_WHAT IS ASKED_:
Transcribe each record exactly. Include every one.

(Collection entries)
┄┄┄┄┄┄┄┄┄┄┄┄┄┄┄┄┄┄┄┄

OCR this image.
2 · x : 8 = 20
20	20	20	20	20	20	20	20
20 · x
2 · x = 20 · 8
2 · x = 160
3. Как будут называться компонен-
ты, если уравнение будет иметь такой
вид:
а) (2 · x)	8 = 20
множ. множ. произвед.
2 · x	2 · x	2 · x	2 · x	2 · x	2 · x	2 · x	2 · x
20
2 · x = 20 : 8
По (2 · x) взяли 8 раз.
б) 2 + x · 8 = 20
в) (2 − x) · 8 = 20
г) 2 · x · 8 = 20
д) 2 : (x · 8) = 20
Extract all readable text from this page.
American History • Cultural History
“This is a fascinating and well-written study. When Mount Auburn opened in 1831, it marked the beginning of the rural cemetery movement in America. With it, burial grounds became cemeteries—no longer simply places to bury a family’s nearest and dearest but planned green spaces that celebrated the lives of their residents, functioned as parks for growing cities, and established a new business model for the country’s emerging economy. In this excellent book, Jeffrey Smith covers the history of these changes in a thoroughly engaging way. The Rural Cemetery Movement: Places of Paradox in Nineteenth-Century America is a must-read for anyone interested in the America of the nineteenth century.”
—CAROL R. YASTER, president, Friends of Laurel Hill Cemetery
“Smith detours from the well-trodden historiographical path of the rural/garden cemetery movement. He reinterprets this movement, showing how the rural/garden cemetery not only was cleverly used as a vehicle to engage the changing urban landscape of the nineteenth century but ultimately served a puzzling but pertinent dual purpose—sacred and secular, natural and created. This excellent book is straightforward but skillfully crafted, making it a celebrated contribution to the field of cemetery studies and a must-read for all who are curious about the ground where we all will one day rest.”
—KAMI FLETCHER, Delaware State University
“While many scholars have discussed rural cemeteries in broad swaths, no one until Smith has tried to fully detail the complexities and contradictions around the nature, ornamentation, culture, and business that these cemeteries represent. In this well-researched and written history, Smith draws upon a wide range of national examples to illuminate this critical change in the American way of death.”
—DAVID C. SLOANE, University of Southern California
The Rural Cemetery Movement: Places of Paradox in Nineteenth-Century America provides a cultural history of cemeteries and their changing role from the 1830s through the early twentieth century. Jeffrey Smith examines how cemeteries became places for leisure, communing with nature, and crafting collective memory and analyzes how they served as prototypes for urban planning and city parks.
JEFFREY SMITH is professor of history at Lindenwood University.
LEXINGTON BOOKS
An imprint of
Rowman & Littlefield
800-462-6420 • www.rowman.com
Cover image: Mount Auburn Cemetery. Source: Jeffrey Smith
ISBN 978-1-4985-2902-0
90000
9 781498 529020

┄┄┄┄┄┄┄┄┄┄┄┄┄┄┄┄┄┄┄┄

_REPLY TO THE EXERCISE_:
OCR this image.
2 · x : 8 = 20
20	20	20	20	20	20	20	20
20 · x
2 · x = 20 · 8
2 · x = 160
3. Как будут называться компонен-
ты, если уравнение будет иметь такой
вид:
а) (2 · x)	8 = 20
множ. множ. произвед.
2 · x	2 · x	2 · x	2 · x	2 · x	2 · x	2 · x	2 · x
20
2 · x = 20 : 8
По (2 · x) взяли 8 раз.
б) 2 + x · 8 = 20
в) (2 − x) · 8 = 20
г) 2 · x · 8 = 20
д) 2 : (x · 8) = 20
Extract all readable text from this page.
American History • Cultural History
“This is a fascinating and well-written study. When Mount Auburn opened in 1831, it marked the beginning of the rural cemetery movement in America. With it, burial grounds became cemeteries—no longer simply places to bury a family’s nearest and dearest but planned green spaces that celebrated the lives of their residents, functioned as parks for growing cities, and established a new business model for the country’s emerging economy. In this excellent book, Jeffrey Smith covers the history of these changes in a thoroughly engaging way. The Rural Cemetery Movement: Places of Paradox in Nineteenth-Century America is a must-read for anyone interested in the America of the nineteenth century.”
—CAROL R. YASTER, president, Friends of Laurel Hill Cemetery
“Smith detours from the well-trodden historiographical path of the rural/garden cemetery movement. He reinterprets this movement, showing how the rural/garden cemetery not only was cleverly used as a vehicle to engage the changing urban landscape of the nineteenth century but ultimately served a puzzling but pertinent dual purpose—sacred and secular, natural and created. This excellent book is straightforward but skillfully crafted, making it a celebrated contribution to the field of cemetery studies and a must-read for all who are curious about the ground where we all will one day rest.”
—KAMI FLETCHER, Delaware State University
“While many scholars have discussed rural cemeteries in broad swaths, no one until Smith has tried to fully detail the complexities and contradictions around the nature, ornamentation, culture, and business that these cemeteries represent. In this well-researched and written history, Smith draws upon a wide range of national examples to illuminate this critical change in the American way of death.”
—DAVID C. SLOANE, University of Southern California
The Rural Cemetery Movement: Places of Paradox in Nineteenth-Century America provides a cultural history of cemeteries and their changing role from the 1830s through the early twentieth century. Jeffrey Smith examines how cemeteries became places for leisure, communing with nature, and crafting collective memory and analyzes how they served as prototypes for urban planning and city parks.
JEFFREY SMITH is professor of history at Lindenwood University.
LEXINGTON BOOKS
An imprint of
Rowman & Littlefield
800-462-6420 • www.rowman.com
Cover image: Mount Auburn Cemetery. Source: Jeffrey Smith
ISBN 978-1-4985-2902-0
90000
9 781498 529020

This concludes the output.